Given information —
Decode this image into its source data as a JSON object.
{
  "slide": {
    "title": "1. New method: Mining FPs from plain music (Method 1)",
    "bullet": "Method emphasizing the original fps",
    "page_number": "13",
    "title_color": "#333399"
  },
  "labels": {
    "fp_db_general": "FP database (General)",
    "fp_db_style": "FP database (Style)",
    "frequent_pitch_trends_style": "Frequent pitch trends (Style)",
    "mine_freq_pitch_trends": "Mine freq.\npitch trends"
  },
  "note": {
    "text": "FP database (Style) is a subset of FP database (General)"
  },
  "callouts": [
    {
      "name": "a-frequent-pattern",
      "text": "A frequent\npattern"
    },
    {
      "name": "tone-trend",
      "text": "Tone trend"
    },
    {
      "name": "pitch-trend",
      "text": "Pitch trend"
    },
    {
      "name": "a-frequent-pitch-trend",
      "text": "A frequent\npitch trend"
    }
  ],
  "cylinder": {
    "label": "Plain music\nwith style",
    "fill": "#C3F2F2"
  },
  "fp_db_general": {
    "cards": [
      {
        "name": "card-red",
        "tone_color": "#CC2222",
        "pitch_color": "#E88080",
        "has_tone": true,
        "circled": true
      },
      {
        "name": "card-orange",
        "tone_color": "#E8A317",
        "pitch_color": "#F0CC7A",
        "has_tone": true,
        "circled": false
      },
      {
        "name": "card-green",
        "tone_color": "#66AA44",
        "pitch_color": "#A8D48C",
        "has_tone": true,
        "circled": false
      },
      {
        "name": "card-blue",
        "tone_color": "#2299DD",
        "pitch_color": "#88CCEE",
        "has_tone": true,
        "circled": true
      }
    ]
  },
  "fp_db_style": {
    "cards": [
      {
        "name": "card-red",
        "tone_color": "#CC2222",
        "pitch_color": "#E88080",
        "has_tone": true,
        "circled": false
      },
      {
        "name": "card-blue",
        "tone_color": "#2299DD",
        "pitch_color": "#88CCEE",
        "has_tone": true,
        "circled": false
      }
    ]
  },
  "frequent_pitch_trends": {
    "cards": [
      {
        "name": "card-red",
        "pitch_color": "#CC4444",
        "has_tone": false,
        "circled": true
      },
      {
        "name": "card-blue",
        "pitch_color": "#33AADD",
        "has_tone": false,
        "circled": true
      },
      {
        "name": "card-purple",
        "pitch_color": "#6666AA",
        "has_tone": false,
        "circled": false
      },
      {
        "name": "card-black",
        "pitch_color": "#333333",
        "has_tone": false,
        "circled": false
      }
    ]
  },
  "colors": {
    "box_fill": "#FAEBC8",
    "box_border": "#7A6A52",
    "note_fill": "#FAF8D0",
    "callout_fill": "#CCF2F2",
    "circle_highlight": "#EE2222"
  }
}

The exercise —
Write out every line exactly as it stands.

Solution —
Decode this image into its source data as a JSON object.
{
  "slide": {
    "title": "1. New method: Mining FPs from plain music (Method 1)",
    "bullet": "Method emphasizing the original fps",
    "page_number": "13",
    "title_color": "#333399"
  },
  "labels": {
    "fp_db_general": "FP database (General)",
    "fp_db_style": "FP database (Style)",
    "frequent_pitch_trends_style": "Frequent pitch trends (Style)",
    "mine_freq_pitch_trends": "Mine freq.\npitch trends"
  },
  "note": {
    "text": "FP database (Style) is a subset of FP database (General)"
  },
  "callouts": [
    {
      "name": "a-frequent-pattern",
      "text": "A frequent\npattern"
    },
    {
      "name": "tone-trend",
      "text": "Tone trend"
    },
    {
      "name": "pitch-trend",
      "text": "Pitch trend"
    },
    {
      "name": "a-frequent-pitch-trend",
      "text": "A frequent\npitch trend"
    }
  ],
  "cylinder": {
    "label": "Plain music\nwith style",
    "fill": "#C3F2F2"
  },
  "fp_db_general": {
    "cards": [
      {
        "name": "card-red",
        "tone_color": "#CC2222",
        "pitch_color": "#E88080",
        "has_tone": true,
        "circled": true
      },
      {
        "name": "card-orange",
        "tone_color": "#E8A317",
        "pitch_color": "#F0CC7A",
        "has_tone": true,
        "circled": false
      },
      {
        "name": "card-green",
        "tone_color": "#66AA44",
        "pitch_color": "#A8D48C",
        "has_tone": true,
        "circled": false
      },
      {
        "name": "card-blue",
        "tone_color": "#2299DD",
        "pitch_color": "#88CCEE",
        "has_tone": true,
        "circled": true
      }
    ]
  },
  "fp_db_style": {
    "cards": [
      {
        "name": "card-red",
        "tone_color": "#CC2222",
        "pitch_color": "#E88080",
        "has_tone": true,
        "circled": false
      },
      {
        "name": "card-blue",
        "tone_color": "#2299DD",
        "pitch_color": "#88CCEE",
        "has_tone": true,
        "circled": false
      }
    ]
  },
  "frequent_pitch_trends": {
    "cards": [
      {
        "name": "card-red",
        "pitch_color": "#CC4444",
        "has_tone": false,
        "circled": true
      },
      {
        "name": "card-blue",
        "pitch_color": "#33AADD",
        "has_tone": false,
        "circled": true
      },
      {
        "name": "card-purple",
        "pitch_color": "#6666AA",
        "has_tone": false,
        "circled": false
      },
      {
        "name": "card-black",
        "pitch_color": "#333333",
        "has_tone": false,
        "circled": false
      }
    ]
  },
  "colors": {
    "box_fill": "#FAEBC8",
    "box_border": "#7A6A52",
    "note_fill": "#FAF8D0",
    "callout_fill": "#CCF2F2",
    "circle_highlight": "#EE2222"
  }
}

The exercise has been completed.